- REQUIRED TASK -
Your task is to transcribe, word for word, the line containing "Give me the" and all lines that follow it to the end of the entries. Leave out the pictures.

───── INFORMATION SUPPLIED

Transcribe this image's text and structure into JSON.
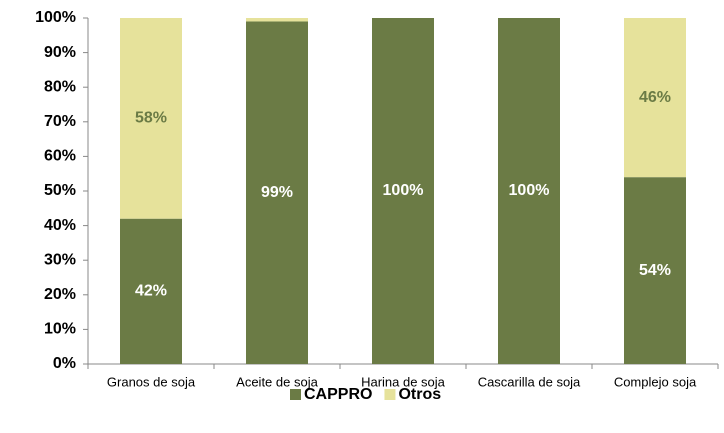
{
  "chart_data": {
    "type": "stacked_bar",
    "categories": [
      "Granos de soja",
      "Aceite de soja",
      "Harina de soja",
      "Cascarilla de soja",
      "Complejo soja"
    ],
    "series": [
      {
        "name": "CAPPRO",
        "color": "#6b7b45",
        "label_color": "#ffffff",
        "values": [
          42,
          99,
          100,
          100,
          54
        ],
        "value_labels": [
          "42%",
          "99%",
          "100%",
          "100%",
          "54%"
        ]
      },
      {
        "name": "Otros",
        "color": "#e6e29b",
        "label_color": "#6b7b45",
        "values": [
          58,
          1,
          0,
          0,
          46
        ],
        "value_labels": [
          "58%",
          null,
          null,
          null,
          "46%"
        ]
      }
    ],
    "ylim": [
      0,
      100
    ],
    "yticks": [
      {
        "value": 0,
        "label": "0%"
      },
      {
        "value": 10,
        "label": "10%"
      },
      {
        "value": 20,
        "label": "20%"
      },
      {
        "value": 30,
        "label": "30%"
      },
      {
        "value": 40,
        "label": "40%"
      },
      {
        "value": 50,
        "label": "50%"
      },
      {
        "value": 60,
        "label": "60%"
      },
      {
        "value": 70,
        "label": "70%"
      },
      {
        "value": 80,
        "label": "80%"
      },
      {
        "value": 90,
        "label": "90%"
      },
      {
        "value": 100,
        "label": "100%"
      }
    ],
    "grid": false,
    "legend": "bottom"
  }
}
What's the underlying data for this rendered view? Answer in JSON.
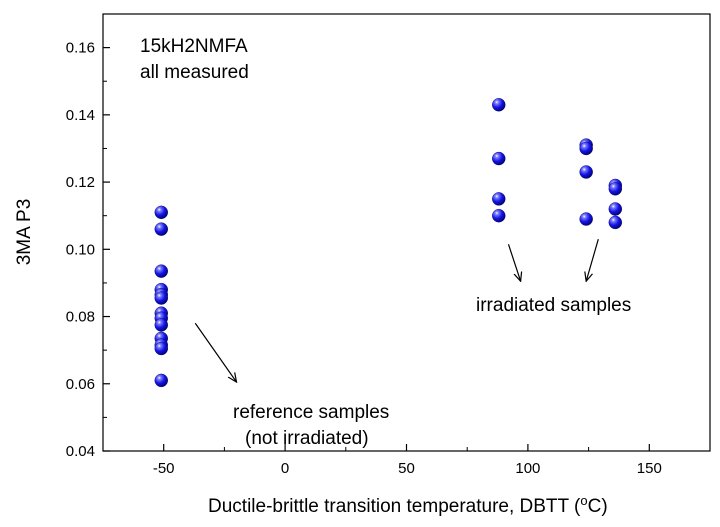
{
  "chart_data": {
    "type": "scatter",
    "title": "",
    "xlabel": "Ductile-brittle transition temperature, DBTT (",
    "xlabel_sup": "o",
    "xlabel_end": "C)",
    "ylabel": "3MA  P3",
    "xlim": [
      -75,
      175
    ],
    "ylim": [
      0.04,
      0.17
    ],
    "xticks": [
      -50,
      0,
      50,
      100,
      150
    ],
    "xtick_labels": [
      "-50",
      "0",
      "50",
      "100",
      "150"
    ],
    "yticks": [
      0.04,
      0.06,
      0.08,
      0.1,
      0.12,
      0.14,
      0.16
    ],
    "ytick_labels": [
      "0.04",
      "0.06",
      "0.08",
      "0.10",
      "0.12",
      "0.14",
      "0.16"
    ],
    "series": [
      {
        "name": "15kH2NMFA all measured",
        "color": "#1a1aee",
        "points": [
          {
            "x": -51,
            "y": 0.111
          },
          {
            "x": -51,
            "y": 0.106
          },
          {
            "x": -51,
            "y": 0.0935
          },
          {
            "x": -51,
            "y": 0.088
          },
          {
            "x": -51,
            "y": 0.0865
          },
          {
            "x": -51,
            "y": 0.0855
          },
          {
            "x": -51,
            "y": 0.081
          },
          {
            "x": -51,
            "y": 0.0795
          },
          {
            "x": -51,
            "y": 0.0775
          },
          {
            "x": -51,
            "y": 0.0735
          },
          {
            "x": -51,
            "y": 0.0715
          },
          {
            "x": -51,
            "y": 0.0705
          },
          {
            "x": -51,
            "y": 0.061
          },
          {
            "x": 88,
            "y": 0.143
          },
          {
            "x": 88,
            "y": 0.127
          },
          {
            "x": 88,
            "y": 0.115
          },
          {
            "x": 88,
            "y": 0.11
          },
          {
            "x": 124,
            "y": 0.131
          },
          {
            "x": 124,
            "y": 0.13
          },
          {
            "x": 124,
            "y": 0.123
          },
          {
            "x": 124,
            "y": 0.109
          },
          {
            "x": 136,
            "y": 0.119
          },
          {
            "x": 136,
            "y": 0.118
          },
          {
            "x": 136,
            "y": 0.112
          },
          {
            "x": 136,
            "y": 0.108
          }
        ]
      }
    ],
    "annotations": {
      "legend_line1": "15kH2NMFA",
      "legend_line2": "all measured",
      "irradiated": "irradiated samples",
      "reference_line1": "reference samples",
      "reference_line2": "(not irradiated)"
    },
    "arrows": [
      {
        "name": "reference-arrow",
        "from": [
          -37,
          0.078
        ],
        "to": [
          -20,
          0.0605
        ]
      },
      {
        "name": "irradiated-arrow-left",
        "from": [
          92,
          0.1015
        ],
        "to": [
          97,
          0.0905
        ]
      },
      {
        "name": "irradiated-arrow-right",
        "from": [
          129,
          0.103
        ],
        "to": [
          124,
          0.0905
        ]
      }
    ],
    "grid": false
  }
}
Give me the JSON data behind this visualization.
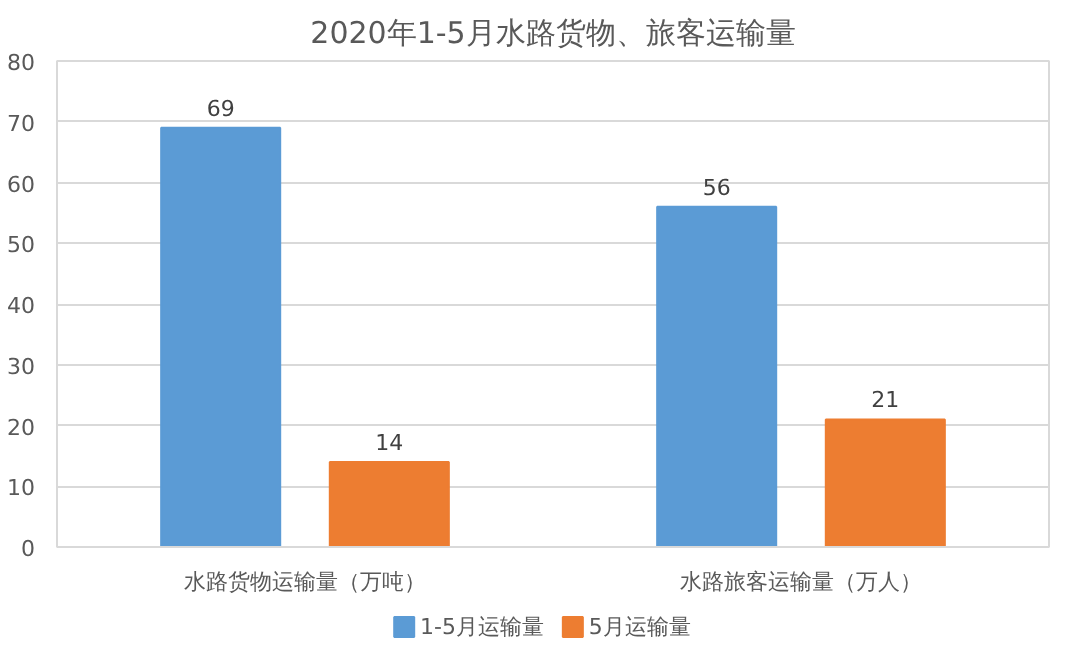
{
  "chart_data": {
    "type": "bar",
    "title": "2020年1-5月水路货物、旅客运输量",
    "categories": [
      "水路货物运输量（万吨）",
      "水路旅客运输量（万人）"
    ],
    "series": [
      {
        "name": "1-5月运输量",
        "color": "#5b9bd5",
        "values": [
          69,
          56
        ]
      },
      {
        "name": "5月运输量",
        "color": "#ed7d31",
        "values": [
          14,
          21
        ]
      }
    ],
    "ylim": [
      0,
      80
    ],
    "yticks": [
      0,
      10,
      20,
      30,
      40,
      50,
      60,
      70,
      80
    ],
    "grid": "y",
    "legend": "bottom",
    "data_labels": true
  }
}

──────────

- PROBLEM SOLUTION -
Give me the JSON data behind this visualization.
{
  "chart_data": {
    "type": "bar",
    "title": "2020年1-5月水路货物、旅客运输量",
    "categories": [
      "水路货物运输量（万吨）",
      "水路旅客运输量（万人）"
    ],
    "series": [
      {
        "name": "1-5月运输量",
        "color": "#5b9bd5",
        "values": [
          69,
          56
        ]
      },
      {
        "name": "5月运输量",
        "color": "#ed7d31",
        "values": [
          14,
          21
        ]
      }
    ],
    "ylim": [
      0,
      80
    ],
    "yticks": [
      0,
      10,
      20,
      30,
      40,
      50,
      60,
      70,
      80
    ],
    "grid": "y",
    "legend": "bottom",
    "data_labels": true
  }
}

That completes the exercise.